>> start

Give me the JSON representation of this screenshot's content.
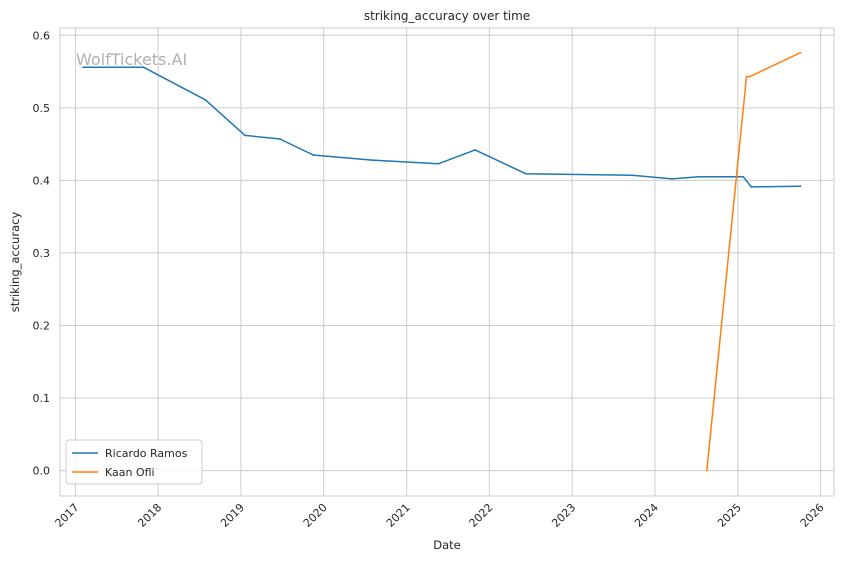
{
  "chart_data": {
    "type": "line",
    "title": "striking_accuracy over time",
    "xlabel": "Date",
    "ylabel": "striking_accuracy",
    "watermark": "WolfTickets.AI",
    "x_ticks": [
      "2017",
      "2018",
      "2019",
      "2020",
      "2021",
      "2022",
      "2023",
      "2024",
      "2025",
      "2026"
    ],
    "y_ticks": [
      "0.0",
      "0.1",
      "0.2",
      "0.3",
      "0.4",
      "0.5",
      "0.6"
    ],
    "xlim": [
      "2016-10-25",
      "2026-03-01"
    ],
    "ylim": [
      -0.035,
      0.61
    ],
    "grid": true,
    "legend_position": "lower-left",
    "series": [
      {
        "name": "Ricardo Ramos",
        "color": "#1f77b4",
        "points": [
          {
            "x": "2017-02-04",
            "y": 0.556
          },
          {
            "x": "2017-10-28",
            "y": 0.556
          },
          {
            "x": "2018-07-28",
            "y": 0.511
          },
          {
            "x": "2019-01-19",
            "y": 0.462
          },
          {
            "x": "2019-06-22",
            "y": 0.457
          },
          {
            "x": "2019-11-16",
            "y": 0.435
          },
          {
            "x": "2020-08-01",
            "y": 0.428
          },
          {
            "x": "2021-05-22",
            "y": 0.423
          },
          {
            "x": "2021-10-30",
            "y": 0.442
          },
          {
            "x": "2022-06-11",
            "y": 0.409
          },
          {
            "x": "2023-09-23",
            "y": 0.407
          },
          {
            "x": "2024-03-16",
            "y": 0.402
          },
          {
            "x": "2024-07-13",
            "y": 0.405
          },
          {
            "x": "2025-01-25",
            "y": 0.405
          },
          {
            "x": "2025-03-01",
            "y": 0.391
          },
          {
            "x": "2025-10-04",
            "y": 0.392
          }
        ]
      },
      {
        "name": "Kaan Ofli",
        "color": "#ff7f0e",
        "points": [
          {
            "x": "2024-08-17",
            "y": 0.0
          },
          {
            "x": "2025-02-08",
            "y": 0.543
          },
          {
            "x": "2025-02-22",
            "y": 0.543
          },
          {
            "x": "2025-10-04",
            "y": 0.576
          }
        ]
      }
    ]
  }
}
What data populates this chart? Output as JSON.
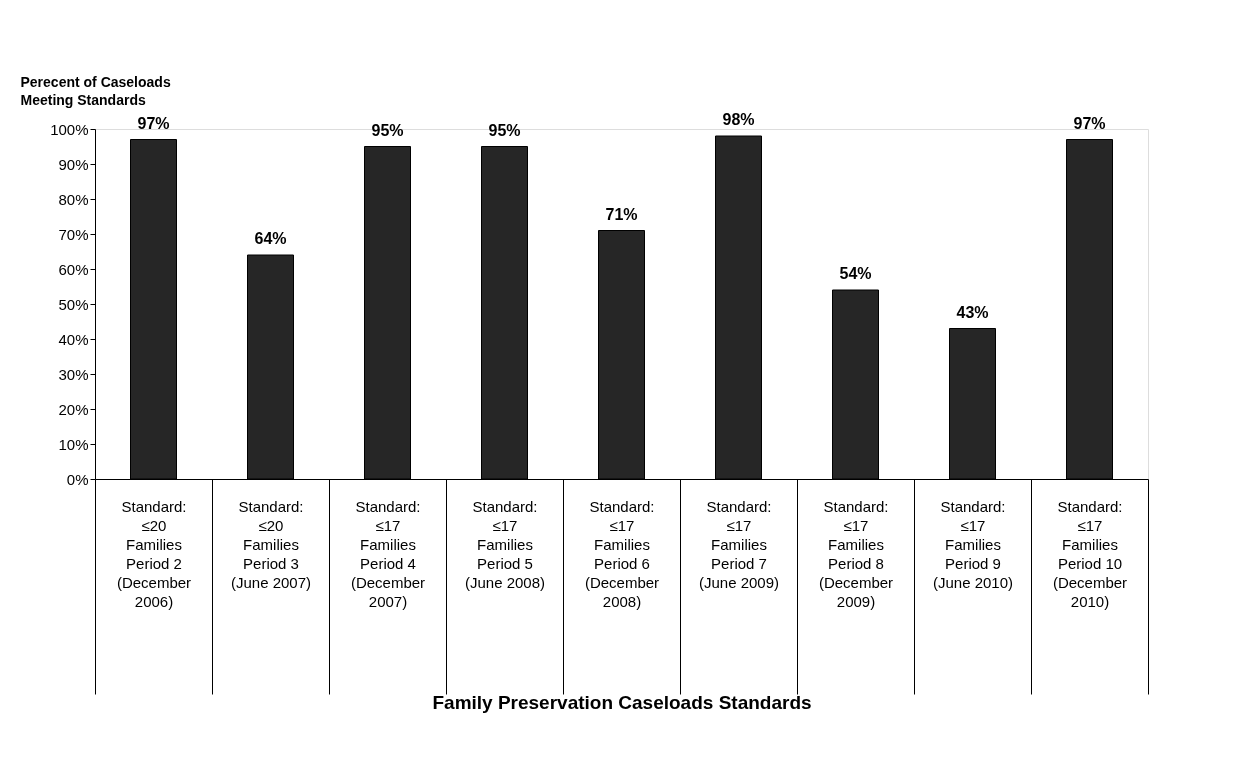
{
  "chart_data": {
    "type": "bar",
    "xlabel": "Family Preservation Caseloads Standards",
    "ylabel": "Perecent of Caseloads\nMeeting Standards",
    "categories": [
      "Standard:\n≤20\nFamilies\n\nPeriod 2\n(December\n2006)",
      "Standard:\n≤20\nFamilies\n\nPeriod 3\n(June 2007)",
      "Standard:\n≤17\nFamilies\n\nPeriod 4\n(December\n2007)",
      "Standard:\n≤17\nFamilies\n\nPeriod 5\n(June 2008)",
      "Standard:\n≤17\nFamilies\n\nPeriod 6\n(December\n2008)",
      "Standard:\n≤17\nFamilies\n\nPeriod 7\n(June 2009)",
      "Standard:\n≤17\nFamilies\n\nPeriod 8\n(December\n2009)",
      "Standard:\n≤17\nFamilies\n\nPeriod 9\n(June 2010)",
      "Standard:\n≤17\nFamilies\n\nPeriod 10\n(December\n2010)"
    ],
    "values": [
      97,
      64,
      95,
      95,
      71,
      98,
      54,
      43,
      97
    ],
    "value_labels": [
      "97%",
      "64%",
      "95%",
      "95%",
      "71%",
      "98%",
      "54%",
      "43%",
      "97%"
    ],
    "color": "#262626",
    "ylim": [
      0,
      100
    ],
    "yticks": [
      {
        "value": 0,
        "label": "0%"
      },
      {
        "value": 10,
        "label": "10%"
      },
      {
        "value": 20,
        "label": "20%"
      },
      {
        "value": 30,
        "label": "30%"
      },
      {
        "value": 40,
        "label": "40%"
      },
      {
        "value": 50,
        "label": "50%"
      },
      {
        "value": 60,
        "label": "60%"
      },
      {
        "value": 70,
        "label": "70%"
      },
      {
        "value": 80,
        "label": "80%"
      },
      {
        "value": 90,
        "label": "90%"
      },
      {
        "value": 100,
        "label": "100%"
      }
    ],
    "grid": false
  }
}
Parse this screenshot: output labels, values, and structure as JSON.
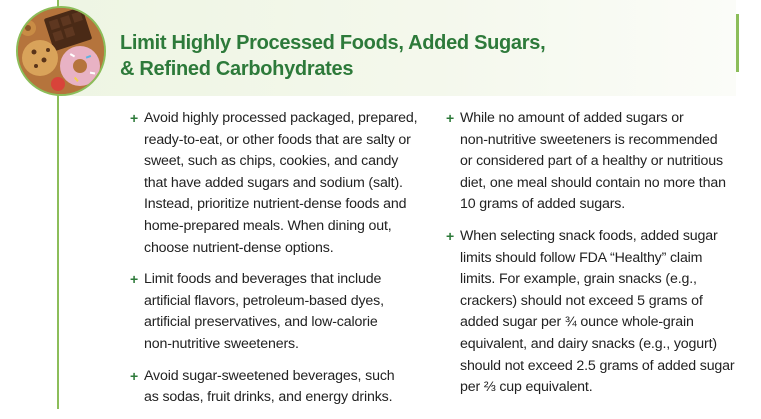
{
  "title_lines": [
    "Limit Highly Processed Foods, Added Sugars,",
    "& Refined Carbohydrates"
  ],
  "bullet_symbol": "+",
  "accent_color": "#2d7a3a",
  "rule_color": "#8cbd5a",
  "left_column": [
    {
      "lines": [
        "Avoid highly processed packaged, prepared,",
        "ready-to-eat, or other foods that are salty or",
        "sweet, such as chips, cookies, and candy",
        "that have added sugars and sodium (salt).",
        "Instead, prioritize nutrient-dense foods and",
        "home-prepared meals. When dining out,",
        "choose nutrient-dense options."
      ]
    },
    {
      "lines": [
        "Limit foods and beverages that include",
        "artificial flavors, petroleum-based dyes,",
        "artificial preservatives, and low-calorie",
        "non-nutritive sweeteners."
      ]
    },
    {
      "lines": [
        "Avoid sugar-sweetened beverages, such",
        "as sodas, fruit drinks, and energy drinks."
      ]
    }
  ],
  "right_column": [
    {
      "lines": [
        "While no amount of added sugars or",
        "non-nutritive sweeteners is recommended",
        "or considered part of a healthy or nutritious",
        "diet, one meal should contain no more than",
        "10 grams of added sugars."
      ]
    },
    {
      "lines": [
        "When selecting snack foods, added sugar",
        "limits should follow FDA “Healthy” claim",
        "limits. For example, grain snacks (e.g.,",
        "crackers) should not exceed 5 grams of",
        "added sugar per ¾ ounce whole-grain",
        "equivalent, and dairy snacks (e.g., yogurt)",
        "should not exceed 2.5 grams of added sugar",
        "per ⅔ cup equivalent."
      ]
    }
  ]
}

>> end

* _Problem description_
Go through the entries and return each line where the word "screenshot" appears.

* _Written response_
Give me the JSON representation of this screenshot's content.
Parse this screenshot: output labels, values, and structure as JSON.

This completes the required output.